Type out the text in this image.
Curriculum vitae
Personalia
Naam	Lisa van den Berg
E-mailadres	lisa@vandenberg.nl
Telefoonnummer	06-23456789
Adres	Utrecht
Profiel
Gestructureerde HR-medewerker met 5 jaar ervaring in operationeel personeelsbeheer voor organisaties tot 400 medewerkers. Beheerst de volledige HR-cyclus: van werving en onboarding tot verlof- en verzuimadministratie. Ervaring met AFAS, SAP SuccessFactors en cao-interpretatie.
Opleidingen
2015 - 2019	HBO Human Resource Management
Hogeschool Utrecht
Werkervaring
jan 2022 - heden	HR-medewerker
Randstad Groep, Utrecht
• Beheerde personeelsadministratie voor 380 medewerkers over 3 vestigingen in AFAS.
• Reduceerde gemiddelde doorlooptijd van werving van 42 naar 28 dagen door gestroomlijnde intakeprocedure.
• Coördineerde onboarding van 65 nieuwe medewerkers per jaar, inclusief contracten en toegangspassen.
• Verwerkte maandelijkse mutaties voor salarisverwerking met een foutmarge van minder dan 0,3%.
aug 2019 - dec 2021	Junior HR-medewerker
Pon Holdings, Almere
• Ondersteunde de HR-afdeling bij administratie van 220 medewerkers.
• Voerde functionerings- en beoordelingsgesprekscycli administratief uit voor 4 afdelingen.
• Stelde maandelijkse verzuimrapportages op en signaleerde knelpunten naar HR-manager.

§ **WRITTEN INSTRUCTION**: Copy all lines from the material that include "naar".

§ **ANSWER TO THIS PROBLEM**:
• Reduceerde gemiddelde doorlooptijd van werving van 42 naar 28 dagen door gestroomlijnde intakeprocedure.
• Stelde maandelijkse verzuimrapportages op en signaleerde knelpunten naar HR-manager.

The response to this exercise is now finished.